• _Request_: Keep the pictures out of the copy and repeat the records exactly.

• _Material provided_:

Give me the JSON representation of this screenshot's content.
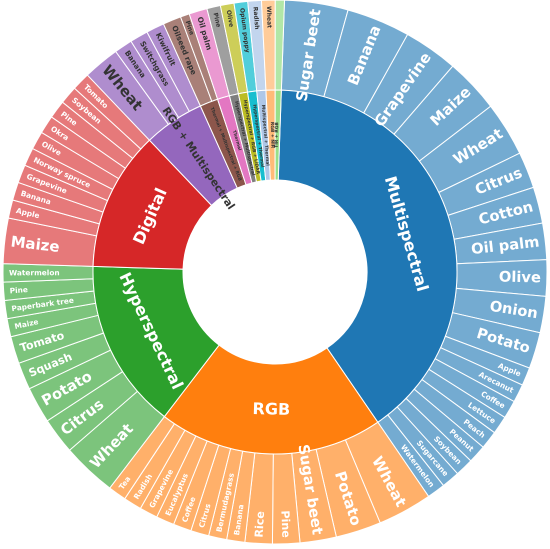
{
  "chart_data": {
    "type": "sunburst",
    "sectors": [
      {
        "name": "Multispectral",
        "color": "#1f77b4",
        "children": [
          {
            "name": "Sugar beet",
            "value": 7
          },
          {
            "name": "Banana",
            "value": 7
          },
          {
            "name": "Grapevine",
            "value": 6
          },
          {
            "name": "Maize",
            "value": 6
          },
          {
            "name": "Wheat",
            "value": 6
          },
          {
            "name": "Citrus",
            "value": 4
          },
          {
            "name": "Cotton",
            "value": 4
          },
          {
            "name": "Oil palm",
            "value": 4
          },
          {
            "name": "Olive",
            "value": 4
          },
          {
            "name": "Onion",
            "value": 4
          },
          {
            "name": "Potato",
            "value": 4
          },
          {
            "name": "Apple",
            "value": 2
          },
          {
            "name": "Arecanut",
            "value": 2
          },
          {
            "name": "Coffee",
            "value": 2
          },
          {
            "name": "Lettuce",
            "value": 2
          },
          {
            "name": "Peach",
            "value": 2
          },
          {
            "name": "Peanut",
            "value": 2
          },
          {
            "name": "Soybean",
            "value": 2
          },
          {
            "name": "Sugarcane",
            "value": 2
          },
          {
            "name": "Watermelon",
            "value": 2
          }
        ]
      },
      {
        "name": "RGB",
        "color": "#ff7f0e",
        "children": [
          {
            "name": "Wheat",
            "value": 6
          },
          {
            "name": "Potato",
            "value": 5
          },
          {
            "name": "Sugar beet",
            "value": 4
          },
          {
            "name": "Pine",
            "value": 3
          },
          {
            "name": "Rice",
            "value": 3
          },
          {
            "name": "Banana",
            "value": 2
          },
          {
            "name": "Bermudagrass",
            "value": 2
          },
          {
            "name": "Citrus",
            "value": 2
          },
          {
            "name": "Coffee",
            "value": 2
          },
          {
            "name": "Eucalyptus",
            "value": 2
          },
          {
            "name": "Grapevine",
            "value": 2
          },
          {
            "name": "Radish",
            "value": 2
          },
          {
            "name": "Tea",
            "value": 2
          }
        ]
      },
      {
        "name": "Hyperspectral",
        "color": "#2ca02c",
        "children": [
          {
            "name": "Wheat",
            "value": 6
          },
          {
            "name": "Citrus",
            "value": 4
          },
          {
            "name": "Potato",
            "value": 4
          },
          {
            "name": "Squash",
            "value": 3
          },
          {
            "name": "Tomato",
            "value": 3
          },
          {
            "name": "Maize",
            "value": 2
          },
          {
            "name": "Paperbark tree",
            "value": 2
          },
          {
            "name": "Pine",
            "value": 2
          },
          {
            "name": "Watermelon",
            "value": 2
          }
        ]
      },
      {
        "name": "Digital",
        "color": "#d62728",
        "children": [
          {
            "name": "Maize",
            "value": 5
          },
          {
            "name": "Apple",
            "value": 2
          },
          {
            "name": "Banana",
            "value": 2
          },
          {
            "name": "Grapevine",
            "value": 2
          },
          {
            "name": "Norway spruce",
            "value": 2
          },
          {
            "name": "Olive",
            "value": 2
          },
          {
            "name": "Okra",
            "value": 2
          },
          {
            "name": "Pine",
            "value": 2
          },
          {
            "name": "Soybean",
            "value": 2
          },
          {
            "name": "Tomato",
            "value": 2
          }
        ]
      },
      {
        "name": "RGB + Multispectral",
        "color": "#9467bd",
        "children": [
          {
            "name": "Wheat",
            "value": 4
          },
          {
            "name": "Banana",
            "value": 2
          },
          {
            "name": "Switchgrass",
            "value": 2
          },
          {
            "name": "Kiwifruit",
            "value": 2
          }
        ]
      },
      {
        "name": "Thermal + Multispectral + RGB",
        "color": "#8c564b",
        "children": [
          {
            "name": "Oilseed rape",
            "value": 2
          },
          {
            "name": "Pine",
            "value": 1
          }
        ]
      },
      {
        "name": "Thermal",
        "color": "#e377c2",
        "children": [
          {
            "name": "Oil palm",
            "value": 2
          }
        ]
      },
      {
        "name": "Hyperspectral + Multispectral",
        "color": "#7f7f7f",
        "children": [
          {
            "name": "Pine",
            "value": 1.5
          }
        ]
      },
      {
        "name": "Hyperspectral + RGB + LiDAR",
        "color": "#bcbd22",
        "children": [
          {
            "name": "Olive",
            "value": 1.5
          }
        ]
      },
      {
        "name": "Hyperspectral + Thermal",
        "color": "#17becf",
        "children": [
          {
            "name": "Opium poppy",
            "value": 1.5
          }
        ]
      },
      {
        "name": "Multispectral + Thermal",
        "color": "#aec7e8",
        "children": [
          {
            "name": "Radish",
            "value": 1.5
          }
        ]
      },
      {
        "name": "RGB + NIR",
        "color": "#ffbb78",
        "children": [
          {
            "name": "Wheat",
            "value": 1.5
          }
        ]
      },
      {
        "name": "TIR + RGB",
        "color": "#98df8a",
        "children": [
          {
            "name": "",
            "value": 1
          }
        ]
      }
    ]
  }
}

• _Worked solution_:
Give me the JSON representation of this screenshot's content.
{
  "chart_data": {
    "type": "sunburst",
    "sectors": [
      {
        "name": "Multispectral",
        "color": "#1f77b4",
        "children": [
          {
            "name": "Sugar beet",
            "value": 7
          },
          {
            "name": "Banana",
            "value": 7
          },
          {
            "name": "Grapevine",
            "value": 6
          },
          {
            "name": "Maize",
            "value": 6
          },
          {
            "name": "Wheat",
            "value": 6
          },
          {
            "name": "Citrus",
            "value": 4
          },
          {
            "name": "Cotton",
            "value": 4
          },
          {
            "name": "Oil palm",
            "value": 4
          },
          {
            "name": "Olive",
            "value": 4
          },
          {
            "name": "Onion",
            "value": 4
          },
          {
            "name": "Potato",
            "value": 4
          },
          {
            "name": "Apple",
            "value": 2
          },
          {
            "name": "Arecanut",
            "value": 2
          },
          {
            "name": "Coffee",
            "value": 2
          },
          {
            "name": "Lettuce",
            "value": 2
          },
          {
            "name": "Peach",
            "value": 2
          },
          {
            "name": "Peanut",
            "value": 2
          },
          {
            "name": "Soybean",
            "value": 2
          },
          {
            "name": "Sugarcane",
            "value": 2
          },
          {
            "name": "Watermelon",
            "value": 2
          }
        ]
      },
      {
        "name": "RGB",
        "color": "#ff7f0e",
        "children": [
          {
            "name": "Wheat",
            "value": 6
          },
          {
            "name": "Potato",
            "value": 5
          },
          {
            "name": "Sugar beet",
            "value": 4
          },
          {
            "name": "Pine",
            "value": 3
          },
          {
            "name": "Rice",
            "value": 3
          },
          {
            "name": "Banana",
            "value": 2
          },
          {
            "name": "Bermudagrass",
            "value": 2
          },
          {
            "name": "Citrus",
            "value": 2
          },
          {
            "name": "Coffee",
            "value": 2
          },
          {
            "name": "Eucalyptus",
            "value": 2
          },
          {
            "name": "Grapevine",
            "value": 2
          },
          {
            "name": "Radish",
            "value": 2
          },
          {
            "name": "Tea",
            "value": 2
          }
        ]
      },
      {
        "name": "Hyperspectral",
        "color": "#2ca02c",
        "children": [
          {
            "name": "Wheat",
            "value": 6
          },
          {
            "name": "Citrus",
            "value": 4
          },
          {
            "name": "Potato",
            "value": 4
          },
          {
            "name": "Squash",
            "value": 3
          },
          {
            "name": "Tomato",
            "value": 3
          },
          {
            "name": "Maize",
            "value": 2
          },
          {
            "name": "Paperbark tree",
            "value": 2
          },
          {
            "name": "Pine",
            "value": 2
          },
          {
            "name": "Watermelon",
            "value": 2
          }
        ]
      },
      {
        "name": "Digital",
        "color": "#d62728",
        "children": [
          {
            "name": "Maize",
            "value": 5
          },
          {
            "name": "Apple",
            "value": 2
          },
          {
            "name": "Banana",
            "value": 2
          },
          {
            "name": "Grapevine",
            "value": 2
          },
          {
            "name": "Norway spruce",
            "value": 2
          },
          {
            "name": "Olive",
            "value": 2
          },
          {
            "name": "Okra",
            "value": 2
          },
          {
            "name": "Pine",
            "value": 2
          },
          {
            "name": "Soybean",
            "value": 2
          },
          {
            "name": "Tomato",
            "value": 2
          }
        ]
      },
      {
        "name": "RGB + Multispectral",
        "color": "#9467bd",
        "children": [
          {
            "name": "Wheat",
            "value": 4
          },
          {
            "name": "Banana",
            "value": 2
          },
          {
            "name": "Switchgrass",
            "value": 2
          },
          {
            "name": "Kiwifruit",
            "value": 2
          }
        ]
      },
      {
        "name": "Thermal + Multispectral + RGB",
        "color": "#8c564b",
        "children": [
          {
            "name": "Oilseed rape",
            "value": 2
          },
          {
            "name": "Pine",
            "value": 1
          }
        ]
      },
      {
        "name": "Thermal",
        "color": "#e377c2",
        "children": [
          {
            "name": "Oil palm",
            "value": 2
          }
        ]
      },
      {
        "name": "Hyperspectral + Multispectral",
        "color": "#7f7f7f",
        "children": [
          {
            "name": "Pine",
            "value": 1.5
          }
        ]
      },
      {
        "name": "Hyperspectral + RGB + LiDAR",
        "color": "#bcbd22",
        "children": [
          {
            "name": "Olive",
            "value": 1.5
          }
        ]
      },
      {
        "name": "Hyperspectral + Thermal",
        "color": "#17becf",
        "children": [
          {
            "name": "Opium poppy",
            "value": 1.5
          }
        ]
      },
      {
        "name": "Multispectral + Thermal",
        "color": "#aec7e8",
        "children": [
          {
            "name": "Radish",
            "value": 1.5
          }
        ]
      },
      {
        "name": "RGB + NIR",
        "color": "#ffbb78",
        "children": [
          {
            "name": "Wheat",
            "value": 1.5
          }
        ]
      },
      {
        "name": "TIR + RGB",
        "color": "#98df8a",
        "children": [
          {
            "name": "",
            "value": 1
          }
        ]
      }
    ]
  }
}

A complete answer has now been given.